* _Task statement_
Beneath this task is a listing. State how many of its lines include the string "Height", giving nothing but the number.

Extracts from a graphics dataset
** begin **

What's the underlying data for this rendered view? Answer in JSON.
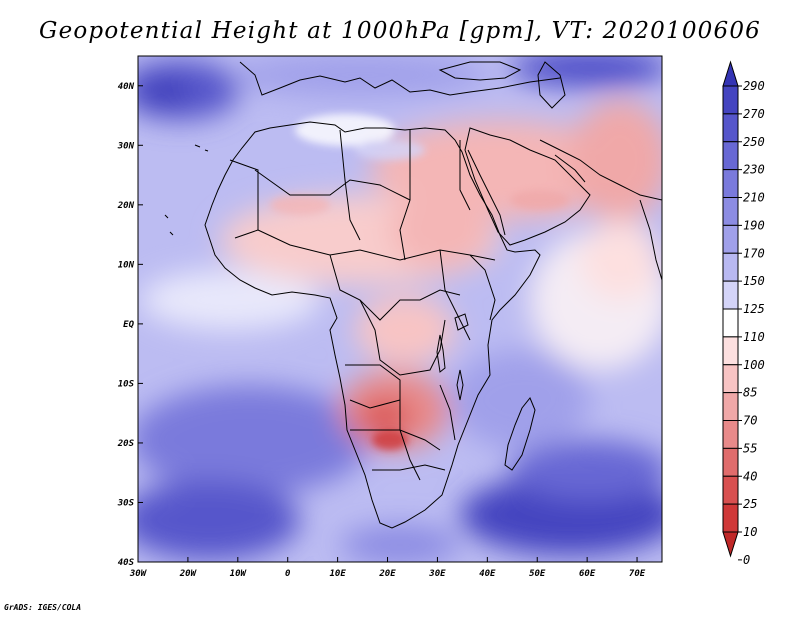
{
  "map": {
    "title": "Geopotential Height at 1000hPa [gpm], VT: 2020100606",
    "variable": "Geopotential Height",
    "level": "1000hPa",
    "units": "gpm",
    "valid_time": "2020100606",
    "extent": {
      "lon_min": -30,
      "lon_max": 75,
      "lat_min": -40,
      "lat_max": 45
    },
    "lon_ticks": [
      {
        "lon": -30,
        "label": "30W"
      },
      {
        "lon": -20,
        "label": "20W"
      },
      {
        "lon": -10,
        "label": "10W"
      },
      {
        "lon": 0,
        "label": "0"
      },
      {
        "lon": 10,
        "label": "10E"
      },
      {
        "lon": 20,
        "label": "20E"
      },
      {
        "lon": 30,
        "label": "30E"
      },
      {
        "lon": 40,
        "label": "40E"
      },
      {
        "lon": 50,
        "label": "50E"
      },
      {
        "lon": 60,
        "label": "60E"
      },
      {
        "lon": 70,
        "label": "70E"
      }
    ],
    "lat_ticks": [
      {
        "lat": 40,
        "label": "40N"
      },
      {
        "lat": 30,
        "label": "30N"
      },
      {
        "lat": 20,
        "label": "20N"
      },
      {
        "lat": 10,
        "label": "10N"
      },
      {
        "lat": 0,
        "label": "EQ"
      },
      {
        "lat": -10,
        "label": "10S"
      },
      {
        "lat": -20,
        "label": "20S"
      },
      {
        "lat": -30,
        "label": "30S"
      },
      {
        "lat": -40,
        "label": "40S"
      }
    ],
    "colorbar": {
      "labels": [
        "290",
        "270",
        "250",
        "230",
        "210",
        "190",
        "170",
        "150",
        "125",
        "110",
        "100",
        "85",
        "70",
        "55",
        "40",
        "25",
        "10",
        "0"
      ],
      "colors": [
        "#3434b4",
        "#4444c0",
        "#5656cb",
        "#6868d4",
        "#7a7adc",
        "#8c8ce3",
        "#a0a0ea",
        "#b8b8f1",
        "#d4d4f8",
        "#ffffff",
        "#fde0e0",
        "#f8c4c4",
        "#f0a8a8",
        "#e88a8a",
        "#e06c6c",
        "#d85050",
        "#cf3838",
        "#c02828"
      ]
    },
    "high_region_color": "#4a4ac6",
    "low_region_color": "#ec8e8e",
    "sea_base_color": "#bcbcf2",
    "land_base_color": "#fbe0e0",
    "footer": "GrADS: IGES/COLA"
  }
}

** end **

* _Response to the exercise_
2